**Task to carry out**
Go through the records and copy each line where the word "content" occurs.
### Available records ###
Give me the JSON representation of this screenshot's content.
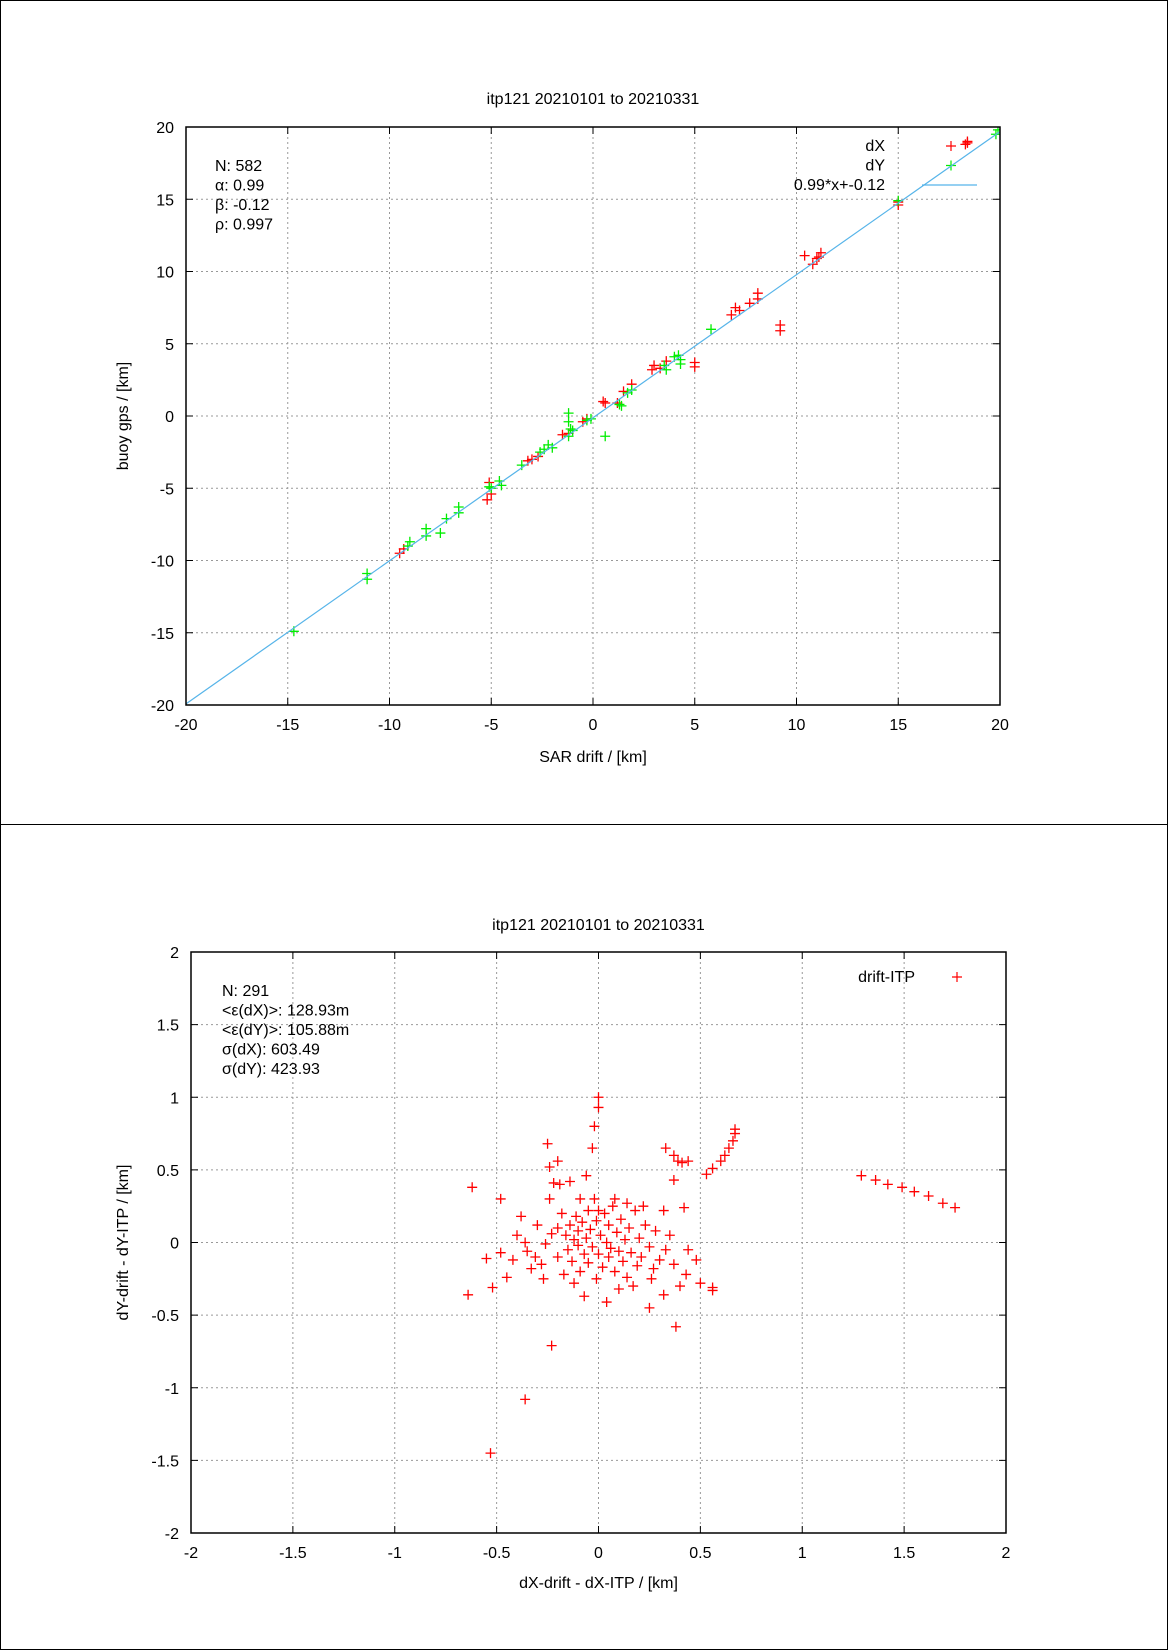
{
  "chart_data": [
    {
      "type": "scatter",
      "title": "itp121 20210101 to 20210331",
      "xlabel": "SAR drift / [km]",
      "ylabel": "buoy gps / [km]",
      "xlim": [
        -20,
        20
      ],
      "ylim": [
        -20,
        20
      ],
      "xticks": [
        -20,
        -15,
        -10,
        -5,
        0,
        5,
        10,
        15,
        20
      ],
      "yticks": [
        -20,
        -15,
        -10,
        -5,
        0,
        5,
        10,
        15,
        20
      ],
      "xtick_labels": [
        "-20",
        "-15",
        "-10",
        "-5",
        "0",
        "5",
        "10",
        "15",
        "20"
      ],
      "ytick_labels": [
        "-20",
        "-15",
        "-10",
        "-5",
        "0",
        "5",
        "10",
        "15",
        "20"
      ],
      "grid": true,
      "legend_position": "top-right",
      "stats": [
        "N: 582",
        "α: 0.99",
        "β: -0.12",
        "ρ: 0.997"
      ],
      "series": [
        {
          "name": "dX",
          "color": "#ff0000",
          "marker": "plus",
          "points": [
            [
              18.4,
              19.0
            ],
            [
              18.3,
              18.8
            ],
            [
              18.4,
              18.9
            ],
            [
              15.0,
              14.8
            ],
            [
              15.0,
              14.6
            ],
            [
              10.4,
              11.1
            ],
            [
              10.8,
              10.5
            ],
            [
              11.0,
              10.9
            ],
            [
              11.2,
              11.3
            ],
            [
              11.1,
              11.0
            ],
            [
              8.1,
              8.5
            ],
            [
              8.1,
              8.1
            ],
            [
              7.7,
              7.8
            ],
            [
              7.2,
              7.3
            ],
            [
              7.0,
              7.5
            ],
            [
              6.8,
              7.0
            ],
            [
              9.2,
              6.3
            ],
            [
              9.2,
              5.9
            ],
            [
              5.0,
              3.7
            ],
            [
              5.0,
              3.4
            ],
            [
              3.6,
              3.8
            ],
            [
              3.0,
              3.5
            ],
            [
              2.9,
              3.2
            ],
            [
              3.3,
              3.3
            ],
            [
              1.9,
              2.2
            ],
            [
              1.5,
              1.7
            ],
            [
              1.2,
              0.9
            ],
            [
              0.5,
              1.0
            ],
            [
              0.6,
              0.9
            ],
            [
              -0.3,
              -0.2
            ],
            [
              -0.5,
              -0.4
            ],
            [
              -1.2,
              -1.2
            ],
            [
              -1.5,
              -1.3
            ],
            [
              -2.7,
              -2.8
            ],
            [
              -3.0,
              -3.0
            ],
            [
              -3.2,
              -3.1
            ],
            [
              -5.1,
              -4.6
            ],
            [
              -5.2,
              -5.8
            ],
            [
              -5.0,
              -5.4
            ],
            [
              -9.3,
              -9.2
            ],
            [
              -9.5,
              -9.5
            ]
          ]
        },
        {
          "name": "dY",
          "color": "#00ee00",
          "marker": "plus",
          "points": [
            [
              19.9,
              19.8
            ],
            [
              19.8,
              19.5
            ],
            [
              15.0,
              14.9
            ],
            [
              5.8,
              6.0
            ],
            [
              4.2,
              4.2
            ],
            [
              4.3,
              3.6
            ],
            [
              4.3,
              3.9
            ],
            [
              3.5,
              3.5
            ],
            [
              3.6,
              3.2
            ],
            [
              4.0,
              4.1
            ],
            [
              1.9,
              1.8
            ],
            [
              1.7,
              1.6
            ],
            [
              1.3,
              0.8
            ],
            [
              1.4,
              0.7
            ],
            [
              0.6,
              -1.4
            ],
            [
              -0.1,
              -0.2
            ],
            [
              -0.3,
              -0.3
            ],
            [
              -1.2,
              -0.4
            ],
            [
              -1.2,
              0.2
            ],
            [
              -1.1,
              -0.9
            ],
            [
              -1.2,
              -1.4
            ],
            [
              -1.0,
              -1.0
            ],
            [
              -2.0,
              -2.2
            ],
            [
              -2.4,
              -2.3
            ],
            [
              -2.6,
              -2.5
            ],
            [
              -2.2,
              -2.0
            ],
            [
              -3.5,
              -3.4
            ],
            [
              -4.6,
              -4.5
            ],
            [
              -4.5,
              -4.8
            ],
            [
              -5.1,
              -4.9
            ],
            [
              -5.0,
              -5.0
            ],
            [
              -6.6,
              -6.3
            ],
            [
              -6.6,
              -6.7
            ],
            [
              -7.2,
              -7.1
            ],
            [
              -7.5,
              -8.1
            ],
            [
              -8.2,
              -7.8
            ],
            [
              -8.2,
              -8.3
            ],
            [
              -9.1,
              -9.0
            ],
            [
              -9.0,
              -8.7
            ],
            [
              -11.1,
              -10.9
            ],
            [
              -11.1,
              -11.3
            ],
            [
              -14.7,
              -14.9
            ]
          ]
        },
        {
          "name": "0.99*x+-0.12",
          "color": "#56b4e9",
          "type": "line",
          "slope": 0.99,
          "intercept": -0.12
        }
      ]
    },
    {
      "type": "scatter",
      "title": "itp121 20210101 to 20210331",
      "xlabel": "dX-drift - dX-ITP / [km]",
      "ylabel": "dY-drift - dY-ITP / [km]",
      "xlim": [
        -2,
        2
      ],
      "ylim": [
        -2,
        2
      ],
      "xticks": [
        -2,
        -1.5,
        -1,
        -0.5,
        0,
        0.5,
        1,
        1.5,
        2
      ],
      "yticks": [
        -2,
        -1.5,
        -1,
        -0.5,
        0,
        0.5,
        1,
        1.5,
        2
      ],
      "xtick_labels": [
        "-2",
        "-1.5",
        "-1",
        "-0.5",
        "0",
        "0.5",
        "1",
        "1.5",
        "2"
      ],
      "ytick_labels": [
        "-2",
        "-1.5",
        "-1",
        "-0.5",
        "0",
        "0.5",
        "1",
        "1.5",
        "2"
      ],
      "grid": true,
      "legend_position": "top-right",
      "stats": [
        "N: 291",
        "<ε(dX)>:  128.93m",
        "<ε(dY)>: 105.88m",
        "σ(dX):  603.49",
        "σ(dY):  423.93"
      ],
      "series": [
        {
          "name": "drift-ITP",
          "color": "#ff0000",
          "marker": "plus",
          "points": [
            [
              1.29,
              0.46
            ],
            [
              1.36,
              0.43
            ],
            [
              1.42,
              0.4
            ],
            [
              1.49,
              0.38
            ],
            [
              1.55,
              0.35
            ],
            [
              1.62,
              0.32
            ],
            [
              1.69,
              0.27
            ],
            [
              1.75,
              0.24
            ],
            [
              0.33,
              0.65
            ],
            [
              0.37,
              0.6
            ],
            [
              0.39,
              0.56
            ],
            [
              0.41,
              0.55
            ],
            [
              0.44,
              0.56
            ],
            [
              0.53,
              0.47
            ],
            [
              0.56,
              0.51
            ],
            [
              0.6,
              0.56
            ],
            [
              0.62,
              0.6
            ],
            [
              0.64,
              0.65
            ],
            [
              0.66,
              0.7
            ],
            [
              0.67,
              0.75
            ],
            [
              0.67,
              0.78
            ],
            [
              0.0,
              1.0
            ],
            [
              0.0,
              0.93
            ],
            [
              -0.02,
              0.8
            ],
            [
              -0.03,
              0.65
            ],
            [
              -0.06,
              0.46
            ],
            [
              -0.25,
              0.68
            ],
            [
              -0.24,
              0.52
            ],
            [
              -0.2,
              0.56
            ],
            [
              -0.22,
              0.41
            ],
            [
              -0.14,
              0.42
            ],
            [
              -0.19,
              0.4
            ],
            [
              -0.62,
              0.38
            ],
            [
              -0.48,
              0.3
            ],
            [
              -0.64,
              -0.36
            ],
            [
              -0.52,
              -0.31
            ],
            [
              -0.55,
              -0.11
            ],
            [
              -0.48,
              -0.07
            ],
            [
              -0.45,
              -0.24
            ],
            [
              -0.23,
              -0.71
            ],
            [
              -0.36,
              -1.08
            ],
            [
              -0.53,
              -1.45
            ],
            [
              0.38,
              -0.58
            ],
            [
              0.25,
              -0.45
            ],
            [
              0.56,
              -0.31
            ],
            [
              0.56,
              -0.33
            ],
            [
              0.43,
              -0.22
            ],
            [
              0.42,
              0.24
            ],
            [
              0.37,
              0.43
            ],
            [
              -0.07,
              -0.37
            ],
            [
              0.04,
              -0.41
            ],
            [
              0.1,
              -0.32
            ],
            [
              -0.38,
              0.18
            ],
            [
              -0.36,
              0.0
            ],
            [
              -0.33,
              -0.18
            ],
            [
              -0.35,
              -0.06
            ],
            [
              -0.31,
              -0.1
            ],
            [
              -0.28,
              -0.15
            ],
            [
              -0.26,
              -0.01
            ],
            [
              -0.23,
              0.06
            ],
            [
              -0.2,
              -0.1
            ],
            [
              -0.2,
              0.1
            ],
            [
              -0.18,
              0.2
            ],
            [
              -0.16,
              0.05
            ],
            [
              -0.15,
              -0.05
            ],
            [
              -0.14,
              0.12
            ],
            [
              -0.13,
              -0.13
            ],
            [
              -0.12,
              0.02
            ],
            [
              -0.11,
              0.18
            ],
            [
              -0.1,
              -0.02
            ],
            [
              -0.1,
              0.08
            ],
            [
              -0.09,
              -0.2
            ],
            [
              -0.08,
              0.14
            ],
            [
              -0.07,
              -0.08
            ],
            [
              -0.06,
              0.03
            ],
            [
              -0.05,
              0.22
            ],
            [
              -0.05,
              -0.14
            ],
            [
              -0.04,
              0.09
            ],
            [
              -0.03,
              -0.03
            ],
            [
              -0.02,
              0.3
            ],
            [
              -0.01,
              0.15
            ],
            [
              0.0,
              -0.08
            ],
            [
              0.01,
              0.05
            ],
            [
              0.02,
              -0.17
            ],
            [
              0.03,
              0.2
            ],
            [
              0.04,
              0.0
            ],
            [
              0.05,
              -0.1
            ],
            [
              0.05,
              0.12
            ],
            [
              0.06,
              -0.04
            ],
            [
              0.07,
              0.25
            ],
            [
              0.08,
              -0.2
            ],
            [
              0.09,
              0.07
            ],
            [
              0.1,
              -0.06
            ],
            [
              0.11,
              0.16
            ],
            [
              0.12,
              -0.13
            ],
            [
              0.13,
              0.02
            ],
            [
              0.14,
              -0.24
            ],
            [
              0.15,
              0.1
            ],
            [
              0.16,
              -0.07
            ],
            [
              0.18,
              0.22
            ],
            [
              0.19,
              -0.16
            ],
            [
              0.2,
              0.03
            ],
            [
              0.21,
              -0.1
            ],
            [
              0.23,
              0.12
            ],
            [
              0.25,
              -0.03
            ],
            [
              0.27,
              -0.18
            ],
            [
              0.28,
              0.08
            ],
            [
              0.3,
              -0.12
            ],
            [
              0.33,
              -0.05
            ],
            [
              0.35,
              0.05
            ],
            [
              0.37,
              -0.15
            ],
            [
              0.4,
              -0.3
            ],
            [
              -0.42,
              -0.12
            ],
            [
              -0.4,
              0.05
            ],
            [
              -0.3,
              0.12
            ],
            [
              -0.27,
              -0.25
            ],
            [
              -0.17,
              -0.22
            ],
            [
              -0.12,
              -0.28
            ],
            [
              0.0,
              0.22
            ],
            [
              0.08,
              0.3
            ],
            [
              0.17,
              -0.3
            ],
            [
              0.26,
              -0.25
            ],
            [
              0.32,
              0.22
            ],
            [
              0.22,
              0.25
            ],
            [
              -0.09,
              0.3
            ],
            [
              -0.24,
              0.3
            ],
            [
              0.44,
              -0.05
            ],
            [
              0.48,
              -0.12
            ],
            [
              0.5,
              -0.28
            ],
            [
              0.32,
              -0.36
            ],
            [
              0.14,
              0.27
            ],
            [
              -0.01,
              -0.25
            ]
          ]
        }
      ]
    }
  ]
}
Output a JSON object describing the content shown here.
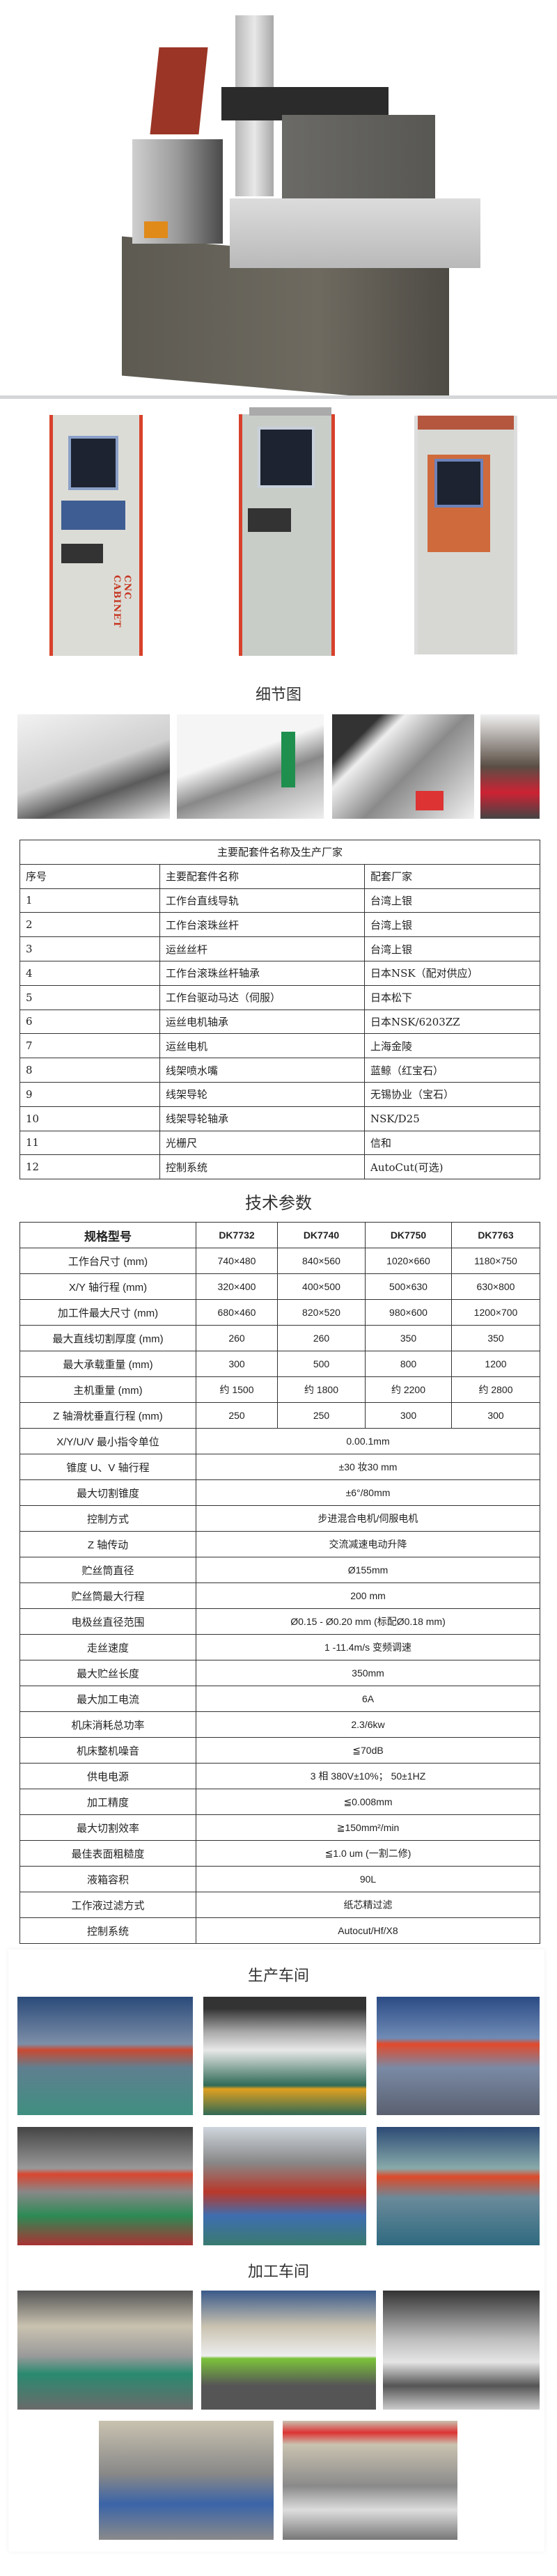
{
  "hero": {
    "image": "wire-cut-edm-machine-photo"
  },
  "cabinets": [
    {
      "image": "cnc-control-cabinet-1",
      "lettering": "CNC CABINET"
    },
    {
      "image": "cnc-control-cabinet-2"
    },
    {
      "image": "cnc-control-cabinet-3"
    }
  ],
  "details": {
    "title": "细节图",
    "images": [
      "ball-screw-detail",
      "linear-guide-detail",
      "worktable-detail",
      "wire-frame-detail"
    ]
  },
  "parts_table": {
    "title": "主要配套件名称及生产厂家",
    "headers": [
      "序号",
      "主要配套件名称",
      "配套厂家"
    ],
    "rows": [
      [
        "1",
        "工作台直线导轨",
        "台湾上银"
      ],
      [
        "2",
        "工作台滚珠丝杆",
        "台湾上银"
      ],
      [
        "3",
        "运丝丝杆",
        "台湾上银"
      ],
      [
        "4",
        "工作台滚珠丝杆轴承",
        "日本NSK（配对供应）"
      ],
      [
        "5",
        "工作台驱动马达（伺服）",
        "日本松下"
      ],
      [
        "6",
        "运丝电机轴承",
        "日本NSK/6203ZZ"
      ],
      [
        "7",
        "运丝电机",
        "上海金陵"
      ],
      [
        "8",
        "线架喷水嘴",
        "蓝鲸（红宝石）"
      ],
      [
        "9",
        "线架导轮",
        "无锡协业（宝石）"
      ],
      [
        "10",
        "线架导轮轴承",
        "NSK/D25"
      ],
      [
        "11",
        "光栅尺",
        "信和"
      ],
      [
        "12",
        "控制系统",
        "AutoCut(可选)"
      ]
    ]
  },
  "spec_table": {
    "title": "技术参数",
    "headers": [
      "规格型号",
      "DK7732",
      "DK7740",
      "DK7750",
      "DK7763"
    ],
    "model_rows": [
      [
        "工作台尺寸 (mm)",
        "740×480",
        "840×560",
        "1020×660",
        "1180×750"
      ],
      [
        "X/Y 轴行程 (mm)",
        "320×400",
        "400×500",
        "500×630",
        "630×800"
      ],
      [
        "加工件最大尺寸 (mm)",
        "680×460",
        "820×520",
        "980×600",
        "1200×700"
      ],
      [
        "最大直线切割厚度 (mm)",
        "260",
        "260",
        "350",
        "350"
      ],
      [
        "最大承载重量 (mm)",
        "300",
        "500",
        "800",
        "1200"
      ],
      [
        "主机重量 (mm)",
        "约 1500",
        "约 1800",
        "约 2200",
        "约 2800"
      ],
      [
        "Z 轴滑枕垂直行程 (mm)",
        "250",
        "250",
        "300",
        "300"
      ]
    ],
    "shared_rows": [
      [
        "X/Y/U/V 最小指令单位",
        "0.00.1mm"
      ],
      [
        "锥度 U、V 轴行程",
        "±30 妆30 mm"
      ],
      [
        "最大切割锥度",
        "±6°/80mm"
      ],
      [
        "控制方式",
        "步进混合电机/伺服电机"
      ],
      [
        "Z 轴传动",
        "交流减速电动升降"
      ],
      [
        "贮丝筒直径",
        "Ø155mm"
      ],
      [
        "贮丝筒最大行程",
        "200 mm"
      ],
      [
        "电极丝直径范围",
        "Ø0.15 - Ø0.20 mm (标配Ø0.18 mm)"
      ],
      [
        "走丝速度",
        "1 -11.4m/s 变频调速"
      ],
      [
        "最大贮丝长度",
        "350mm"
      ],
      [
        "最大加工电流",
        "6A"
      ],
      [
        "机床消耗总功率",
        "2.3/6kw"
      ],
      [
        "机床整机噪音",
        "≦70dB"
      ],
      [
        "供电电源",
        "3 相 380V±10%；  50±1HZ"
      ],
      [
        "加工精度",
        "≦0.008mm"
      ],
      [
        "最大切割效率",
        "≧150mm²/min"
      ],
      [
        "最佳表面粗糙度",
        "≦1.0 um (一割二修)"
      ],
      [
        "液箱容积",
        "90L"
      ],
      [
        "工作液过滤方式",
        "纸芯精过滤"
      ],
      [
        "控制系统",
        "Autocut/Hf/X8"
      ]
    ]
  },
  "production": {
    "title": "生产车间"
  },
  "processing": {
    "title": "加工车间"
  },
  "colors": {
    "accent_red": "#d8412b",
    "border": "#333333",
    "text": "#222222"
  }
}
###
**Result**
Give me the JSON representation of this screenshot's content.
Output a JSON object describing the content shown here.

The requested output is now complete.